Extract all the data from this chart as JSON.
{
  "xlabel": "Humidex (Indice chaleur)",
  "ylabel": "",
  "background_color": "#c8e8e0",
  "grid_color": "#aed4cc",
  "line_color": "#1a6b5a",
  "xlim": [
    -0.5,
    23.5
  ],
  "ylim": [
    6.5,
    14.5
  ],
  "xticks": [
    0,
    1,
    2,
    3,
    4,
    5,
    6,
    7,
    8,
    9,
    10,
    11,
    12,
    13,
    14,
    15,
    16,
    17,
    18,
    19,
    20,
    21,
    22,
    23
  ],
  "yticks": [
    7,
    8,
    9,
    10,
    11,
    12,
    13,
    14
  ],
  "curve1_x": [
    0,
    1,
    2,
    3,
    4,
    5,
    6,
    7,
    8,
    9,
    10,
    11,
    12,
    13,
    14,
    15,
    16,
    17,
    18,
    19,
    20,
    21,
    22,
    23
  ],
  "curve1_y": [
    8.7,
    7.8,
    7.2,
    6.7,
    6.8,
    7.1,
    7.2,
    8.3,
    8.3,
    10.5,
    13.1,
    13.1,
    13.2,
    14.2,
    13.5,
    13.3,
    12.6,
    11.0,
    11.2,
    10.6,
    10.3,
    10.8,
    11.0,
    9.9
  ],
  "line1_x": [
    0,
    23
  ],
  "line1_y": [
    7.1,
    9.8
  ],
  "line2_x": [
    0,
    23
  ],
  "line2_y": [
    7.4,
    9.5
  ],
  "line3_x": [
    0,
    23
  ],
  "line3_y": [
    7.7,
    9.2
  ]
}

◇ ◇ ◇ ◇ ◇ ◇ ◇

**What is expected**. From the records above, extract every entry verbatim.

**Reply**.
Extract all the data from this chart as JSON.
{
  "xlabel": "Humidex (Indice chaleur)",
  "ylabel": "",
  "background_color": "#c8e8e0",
  "grid_color": "#aed4cc",
  "line_color": "#1a6b5a",
  "xlim": [
    -0.5,
    23.5
  ],
  "ylim": [
    6.5,
    14.5
  ],
  "xticks": [
    0,
    1,
    2,
    3,
    4,
    5,
    6,
    7,
    8,
    9,
    10,
    11,
    12,
    13,
    14,
    15,
    16,
    17,
    18,
    19,
    20,
    21,
    22,
    23
  ],
  "yticks": [
    7,
    8,
    9,
    10,
    11,
    12,
    13,
    14
  ],
  "curve1_x": [
    0,
    1,
    2,
    3,
    4,
    5,
    6,
    7,
    8,
    9,
    10,
    11,
    12,
    13,
    14,
    15,
    16,
    17,
    18,
    19,
    20,
    21,
    22,
    23
  ],
  "curve1_y": [
    8.7,
    7.8,
    7.2,
    6.7,
    6.8,
    7.1,
    7.2,
    8.3,
    8.3,
    10.5,
    13.1,
    13.1,
    13.2,
    14.2,
    13.5,
    13.3,
    12.6,
    11.0,
    11.2,
    10.6,
    10.3,
    10.8,
    11.0,
    9.9
  ],
  "line1_x": [
    0,
    23
  ],
  "line1_y": [
    7.1,
    9.8
  ],
  "line2_x": [
    0,
    23
  ],
  "line2_y": [
    7.4,
    9.5
  ],
  "line3_x": [
    0,
    23
  ],
  "line3_y": [
    7.7,
    9.2
  ]
}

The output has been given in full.